The problem - Transcribe every entry word for word, leaving out all images.

Data shown -
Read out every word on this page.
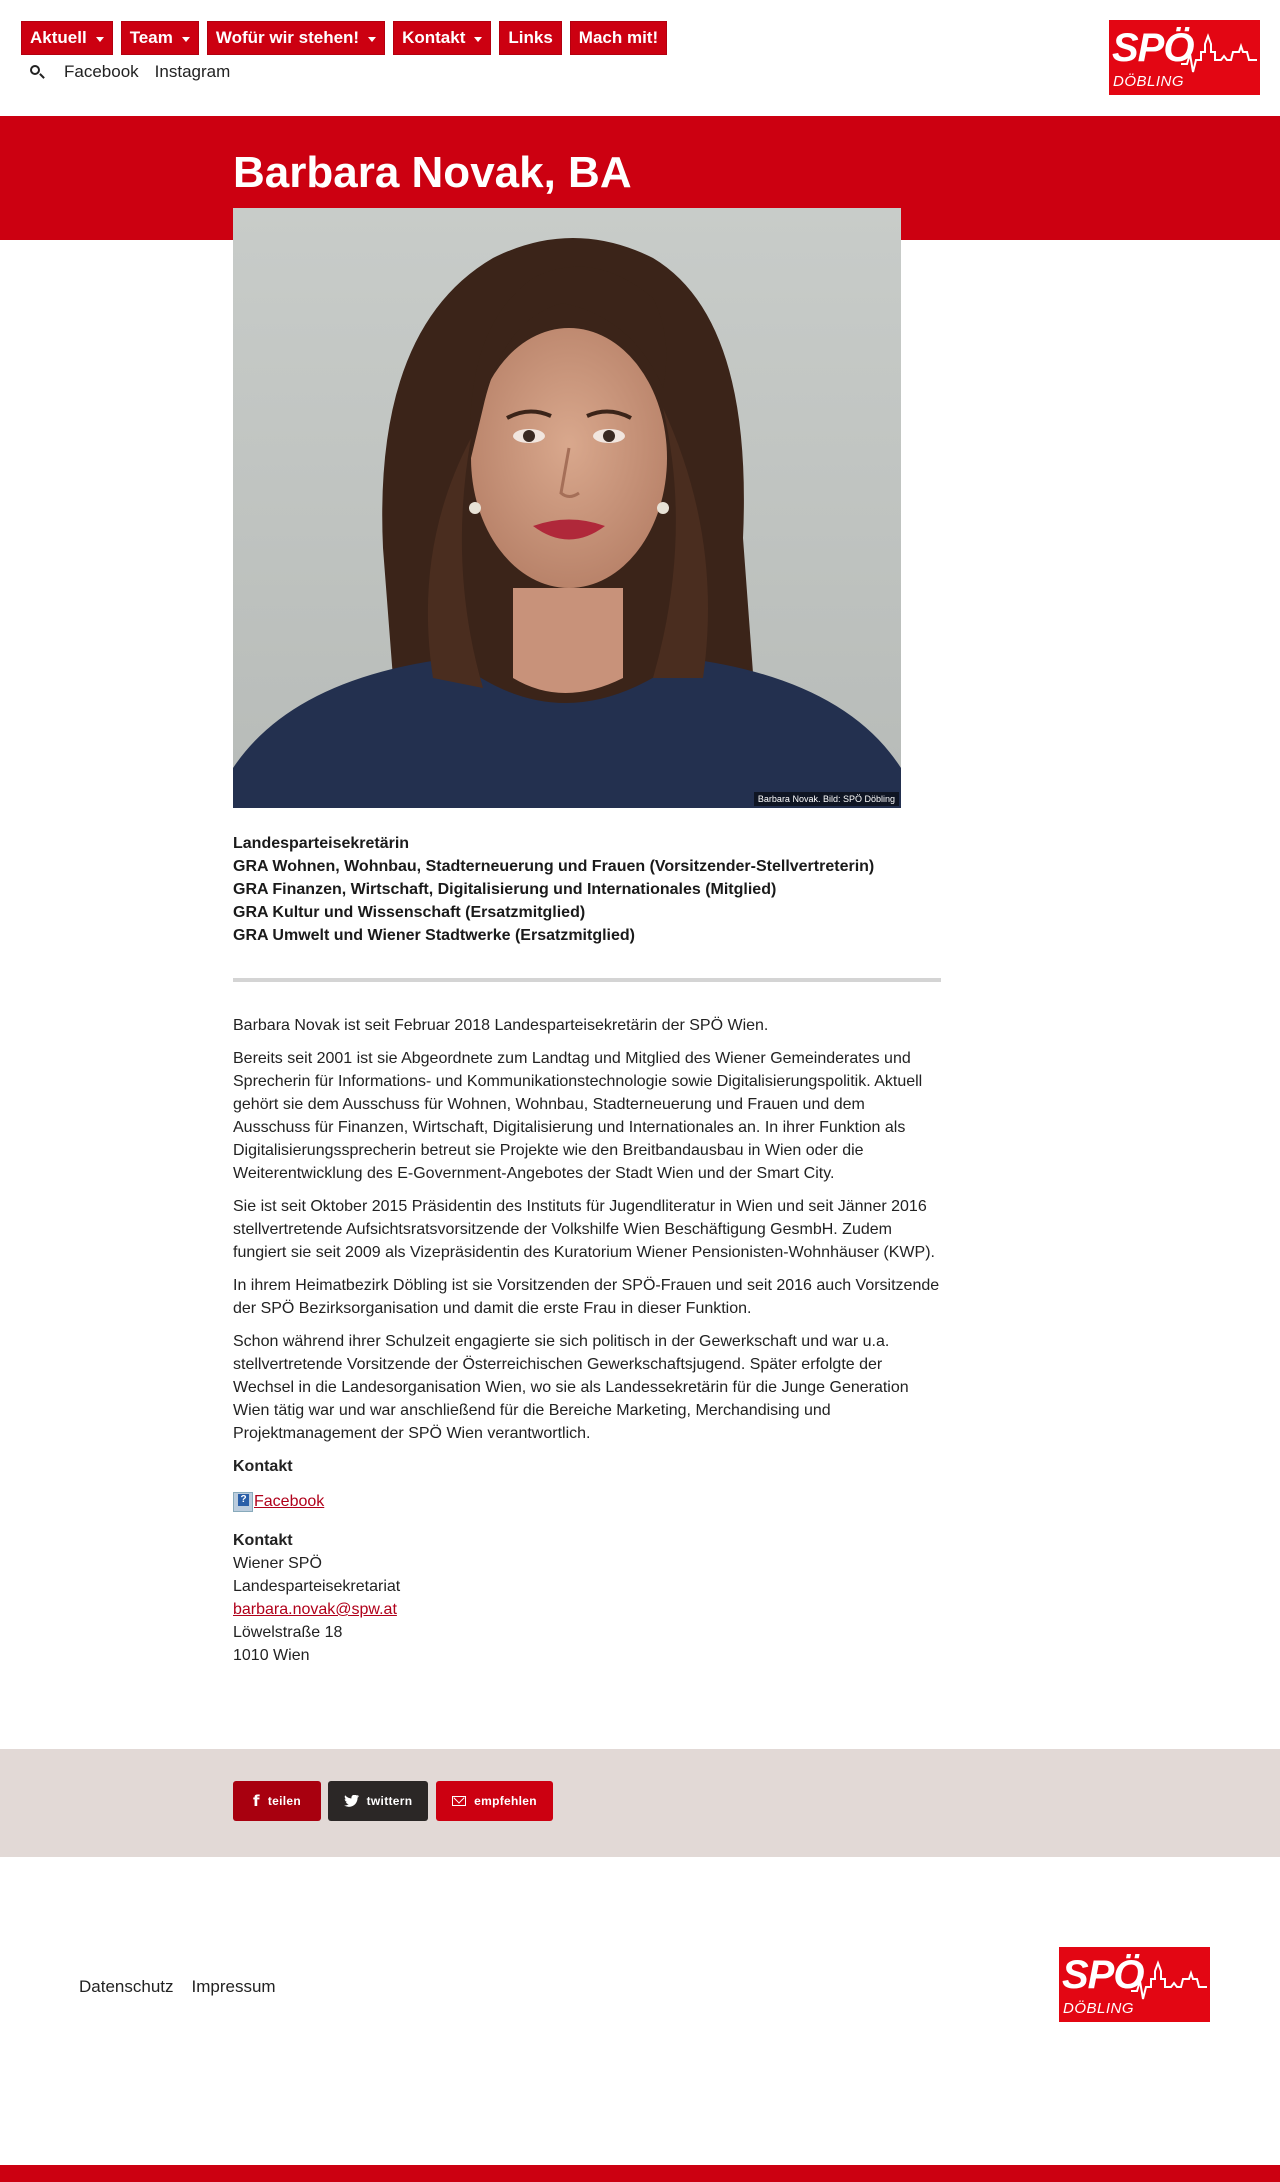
Aktuell	Team	Wofür wir stehen!	Kontakt	Links Mach mit!
Facebook Instagram
SPÖ
DÖBLING
Barbara Novak, BA
Barbara Novak. Bild: SPÖ Döbling
Landesparteisekretärin
GRA Wohnen, Wohnbau, Stadterneuerung und Frauen (Vorsitzender-Stellvertreterin)
GRA Finanzen, Wirtschaft, Digitalisierung und Internationales (Mitglied)
GRA Kultur und Wissenschaft (Ersatzmitglied)
GRA Umwelt und Wiener Stadtwerke (Ersatzmitglied)

Barbara Novak ist seit Februar 2018 Landesparteisekretärin der SPÖ Wien.

Bereits seit 2001 ist sie Abgeordnete zum Landtag und Mitglied des Wiener Gemeinderates und Sprecherin für Informations- und Kommunikationstechnologie sowie Digitalisierungspolitik. Aktuell gehört sie dem Ausschuss für Wohnen, Wohnbau, Stadterneuerung und Frauen und dem Ausschuss für Finanzen, Wirtschaft, Digitalisierung und Internationales an. In ihrer Funktion als Digitalisierungssprecherin betreut sie Projekte wie den Breitbandausbau in Wien oder die Weiterentwicklung des E-Government-Angebotes der Stadt Wien und der Smart City.

Sie ist seit Oktober 2015 Präsidentin des Instituts für Jugendliteratur in Wien und seit Jänner 2016 stellvertretende Aufsichtsratsvorsitzende der Volkshilfe Wien Beschäftigung GesmbH. Zudem fungiert sie seit 2009 als Vizepräsidentin des Kuratorium Wiener Pensionisten-Wohnhäuser (KWP).

In ihrem Heimatbezirk Döbling ist sie Vorsitzenden der SPÖ-Frauen und seit 2016 auch Vorsitzende der SPÖ Bezirksorganisation und damit die erste Frau in dieser Funktion.

Schon während ihrer Schulzeit engagierte sie sich politisch in der Gewerkschaft und war u.a. stellvertretende Vorsitzende der Österreichischen Gewerkschaftsjugend. Später erfolgte der Wechsel in die Landesorganisation Wien, wo sie als Landessekretärin für die Junge Generation Wien tätig war und war anschließend für die Bereiche Marketing, Merchandising und Projektmanagement der SPÖ Wien verantwortlich.

Kontakt
?
Facebook
Kontakt
Wiener SPÖ
Landesparteisekretariat
barbara.novak@spw.at
Löwelstraße 18
1010 Wien
f teilen	twittern	empfehlen
Datenschutz Impressum	SPÖ
DÖBLING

Complete response -
Read out every word on this page.
Aktuell	Team	Wofür wir stehen!	Kontakt	Links Mach mit!
Facebook Instagram
SPÖ
DÖBLING
Barbara Novak, BA
Barbara Novak. Bild: SPÖ Döbling
Landesparteisekretärin
GRA Wohnen, Wohnbau, Stadterneuerung und Frauen (Vorsitzender-Stellvertreterin)
GRA Finanzen, Wirtschaft, Digitalisierung und Internationales (Mitglied)
GRA Kultur und Wissenschaft (Ersatzmitglied)
GRA Umwelt und Wiener Stadtwerke (Ersatzmitglied)

Barbara Novak ist seit Februar 2018 Landesparteisekretärin der SPÖ Wien.

Bereits seit 2001 ist sie Abgeordnete zum Landtag und Mitglied des Wiener Gemeinderates und Sprecherin für Informations- und Kommunikationstechnologie sowie Digitalisierungspolitik. Aktuell gehört sie dem Ausschuss für Wohnen, Wohnbau, Stadterneuerung und Frauen und dem Ausschuss für Finanzen, Wirtschaft, Digitalisierung und Internationales an. In ihrer Funktion als Digitalisierungssprecherin betreut sie Projekte wie den Breitbandausbau in Wien oder die Weiterentwicklung des E-Government-Angebotes der Stadt Wien und der Smart City.

Sie ist seit Oktober 2015 Präsidentin des Instituts für Jugendliteratur in Wien und seit Jänner 2016 stellvertretende Aufsichtsratsvorsitzende der Volkshilfe Wien Beschäftigung GesmbH. Zudem fungiert sie seit 2009 als Vizepräsidentin des Kuratorium Wiener Pensionisten-Wohnhäuser (KWP).

In ihrem Heimatbezirk Döbling ist sie Vorsitzenden der SPÖ-Frauen und seit 2016 auch Vorsitzende der SPÖ Bezirksorganisation und damit die erste Frau in dieser Funktion.

Schon während ihrer Schulzeit engagierte sie sich politisch in der Gewerkschaft und war u.a. stellvertretende Vorsitzende der Österreichischen Gewerkschaftsjugend. Später erfolgte der Wechsel in die Landesorganisation Wien, wo sie als Landessekretärin für die Junge Generation Wien tätig war und war anschließend für die Bereiche Marketing, Merchandising und Projektmanagement der SPÖ Wien verantwortlich.

Kontakt
?
Facebook
Kontakt
Wiener SPÖ
Landesparteisekretariat
barbara.novak@spw.at
Löwelstraße 18
1010 Wien
f teilen	twittern	empfehlen
Datenschutz Impressum	SPÖ
DÖBLING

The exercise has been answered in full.